▶ SHORT PROBLEM: Keep only the lines of the listing that include the word "Finishing", and copy them.

------ ENTRIES PROVIDED ------

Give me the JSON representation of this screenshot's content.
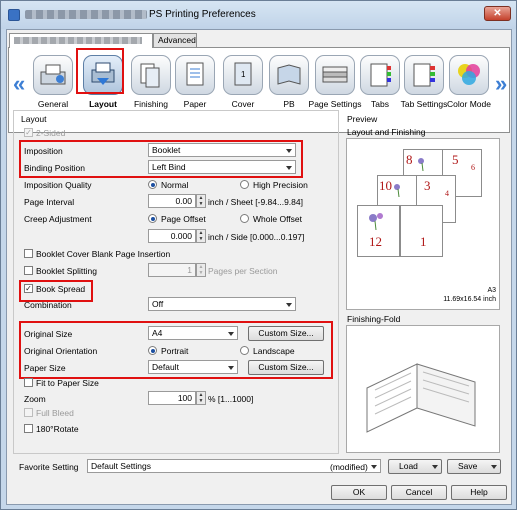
{
  "window": {
    "title": "PS Printing Preferences",
    "close": "✕"
  },
  "tabs": {
    "advanced": "Advanced"
  },
  "toolbar": {
    "items": [
      "General",
      "Layout",
      "Finishing",
      "Paper",
      "Cover",
      "PB",
      "Page Settings",
      "Tabs",
      "Tab Settings",
      "Color Mode"
    ],
    "selected": "Layout"
  },
  "layout": {
    "group": "Layout",
    "two_sided": "2-Sided",
    "imposition_label": "Imposition",
    "imposition_value": "Booklet",
    "binding_label": "Binding Position",
    "binding_value": "Left Bind",
    "quality_label": "Imposition Quality",
    "quality_normal": "Normal",
    "quality_high": "High Precision",
    "interval_label": "Page Interval",
    "interval_value": "0.00",
    "interval_unit": "inch / Sheet [-9.84...9.84]",
    "creep_label": "Creep Adjustment",
    "creep_page_offset": "Page Offset",
    "creep_whole_offset": "Whole Offset",
    "creep_value": "0.000",
    "creep_unit": "inch / Side [0.000...0.197]",
    "blank_insertion": "Booklet Cover Blank Page Insertion",
    "splitting": "Booklet Splitting",
    "split_value": "1",
    "split_unit": "Pages per Section",
    "book_spread": "Book Spread",
    "combination_label": "Combination",
    "combination_value": "Off",
    "original_size_label": "Original Size",
    "original_size_value": "A4",
    "custom_size_1": "Custom Size...",
    "orientation_label": "Original Orientation",
    "orientation_portrait": "Portrait",
    "orientation_landscape": "Landscape",
    "paper_size_label": "Paper Size",
    "paper_size_value": "Default",
    "custom_size_2": "Custom Size...",
    "fit_to_paper": "Fit to Paper Size",
    "zoom_label": "Zoom",
    "zoom_value": "100",
    "zoom_unit": "% [1...1000]",
    "full_bleed": "Full Bleed",
    "rotate": "180°Rotate"
  },
  "preview": {
    "group": "Preview",
    "layout_finishing": "Layout and Finishing",
    "finishing_fold": "Finishing-Fold",
    "paper": "A3",
    "paper_dim": "11.69x16.54 inch",
    "pages": [
      "8",
      "5",
      "6",
      "10",
      "3",
      "4",
      "12",
      "1"
    ]
  },
  "favorite": {
    "label": "Favorite Setting",
    "value": "Default Settings",
    "modified": "(modified)",
    "load": "Load",
    "save": "Save"
  },
  "buttons": {
    "ok": "OK",
    "cancel": "Cancel",
    "help": "Help"
  }
}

------

▶ RESPONSE:
      "Finishing",
    "layout_finishing": "Layout and Finishing",
    "finishing_fold": "Finishing-Fold",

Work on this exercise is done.